— BEGIN GIVEN DATA —

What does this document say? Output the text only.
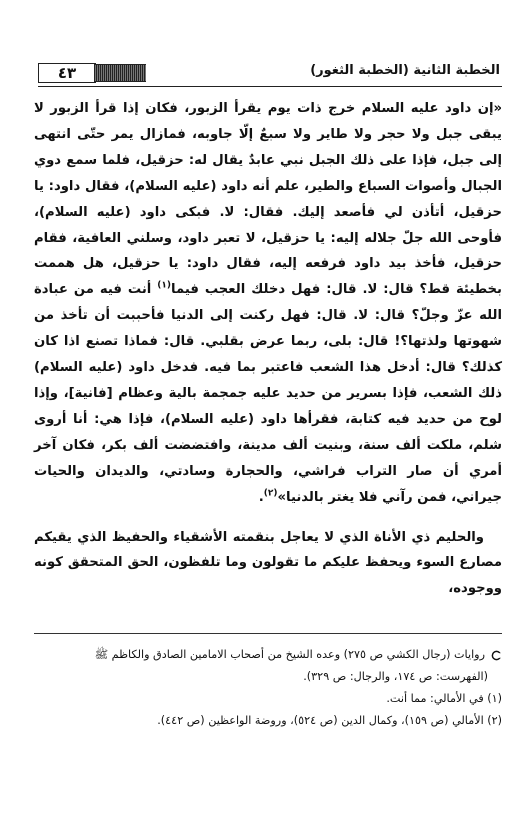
٤٣	الخطبة الثانية (الخطبة الثغور)

«إن داود عليه السلام خرج ذات يوم يقرأ الزبور، فكان إذا قرأ الزبور لا يبقى جبل ولا حجر ولا طاير ولا سبعٌ إلّا جاوبه، فمازال يمر حتّى انتهى إلى جبل، فإذا على ذلك الجبل نبي عابدٌ يقال له: حزقيل، فلما سمع دوي الجبال وأصوات السباع والطير، علم أنه داود (عليه السلام)، فقال داود: يا حزقيل، أتأذن لي فأصعد إليك. فقال: لا. فبكى داود (عليه السلام)، فأوحى الله جلّ جلاله إليه: يا حزقيل، لا تعبر داود، وسلني العافية، فقام حزقيل، فأخذ بيد داود فرفعه إليه، فقال داود: يا حزقيل، هل هممت بخطيئة قط؟ قال: لا. قال: فهل دخلك العجب فيما$^{(١)}$ أنت فيه من عبادة الله عزّ وجلّ؟ قال: لا. قال: فهل ركنت إلى الدنيا فأحببت أن تأخذ من شهوتها ولذتها؟! قال: بلى، ربما عرض بقلبي. قال: فماذا تصنع اذا كان كذلك؟ قال: أدخل هذا الشعب فاعتبر بما فيه. فدخل داود (عليه السلام) ذلك الشعب، فإذا بسرير من حديد عليه جمجمة بالية وعظام [فانية]، وإذا لوح من حديد فيه كتابة، فقرأها داود (عليه السلام)، فإذا هي: أنا أروى شلم، ملكت ألف سنة، وبنيت ألف مدينة، وافتضضت ألف بكر، فكان آخر أمري أن صار التراب فراشي، والحجارة وسادتي، والديدان والحيات جيراني، فمن رآني فلا يغتر بالدنيا»$^{(٢)}$.

والحليم ذي الأناة الذي لا يعاجل بنقمته الأشقياء والحفيظ الذي يقيكم مصارع السوء ويحفظ عليكم ما تقولون وما تلفظون، الحق المتحقق كونه ووجوده،

روايات (رجال الكشي ص ٢٧٥) وعده الشيخ من أصحاب الامامين الصادق والكاظم ﷺ

(الفهرست: ص ١٧٤، والرجال: ص ٣٢٩).

(١) في الأمالي: مما أنت.

(٢) الأمالي (ص ١٥٩)، وكمال الدين (ص ٥٢٤)، وروضة الواعظين (ص ٤٤٢).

— END GIVEN DATA —

WORK TO DO = Above are the records; reproduce them exactly and leave out the pictures.

CORRECT ANSWER =
What does this document say? Output the text only.
٤٣	الخطبة الثانية (الخطبة الثغور)

«إن داود عليه السلام خرج ذات يوم يقرأ الزبور، فكان إذا قرأ الزبور لا يبقى جبل ولا حجر ولا طاير ولا سبعٌ إلّا جاوبه، فمازال يمر حتّى انتهى إلى جبل، فإذا على ذلك الجبل نبي عابدٌ يقال له: حزقيل، فلما سمع دوي الجبال وأصوات السباع والطير، علم أنه داود (عليه السلام)، فقال داود: يا حزقيل، أتأذن لي فأصعد إليك. فقال: لا. فبكى داود (عليه السلام)، فأوحى الله جلّ جلاله إليه: يا حزقيل، لا تعبر داود، وسلني العافية، فقام حزقيل، فأخذ بيد داود فرفعه إليه، فقال داود: يا حزقيل، هل هممت بخطيئة قط؟ قال: لا. قال: فهل دخلك العجب فيما$^{(١)}$ أنت فيه من عبادة الله عزّ وجلّ؟ قال: لا. قال: فهل ركنت إلى الدنيا فأحببت أن تأخذ من شهوتها ولذتها؟! قال: بلى، ربما عرض بقلبي. قال: فماذا تصنع اذا كان كذلك؟ قال: أدخل هذا الشعب فاعتبر بما فيه. فدخل داود (عليه السلام) ذلك الشعب، فإذا بسرير من حديد عليه جمجمة بالية وعظام [فانية]، وإذا لوح من حديد فيه كتابة، فقرأها داود (عليه السلام)، فإذا هي: أنا أروى شلم، ملكت ألف سنة، وبنيت ألف مدينة، وافتضضت ألف بكر، فكان آخر أمري أن صار التراب فراشي، والحجارة وسادتي، والديدان والحيات جيراني، فمن رآني فلا يغتر بالدنيا»$^{(٢)}$.

والحليم ذي الأناة الذي لا يعاجل بنقمته الأشقياء والحفيظ الذي يقيكم مصارع السوء ويحفظ عليكم ما تقولون وما تلفظون، الحق المتحقق كونه ووجوده،

روايات (رجال الكشي ص ٢٧٥) وعده الشيخ من أصحاب الامامين الصادق والكاظم ﷺ

(الفهرست: ص ١٧٤، والرجال: ص ٣٢٩).

(١) في الأمالي: مما أنت.

(٢) الأمالي (ص ١٥٩)، وكمال الدين (ص ٥٢٤)، وروضة الواعظين (ص ٤٤٢).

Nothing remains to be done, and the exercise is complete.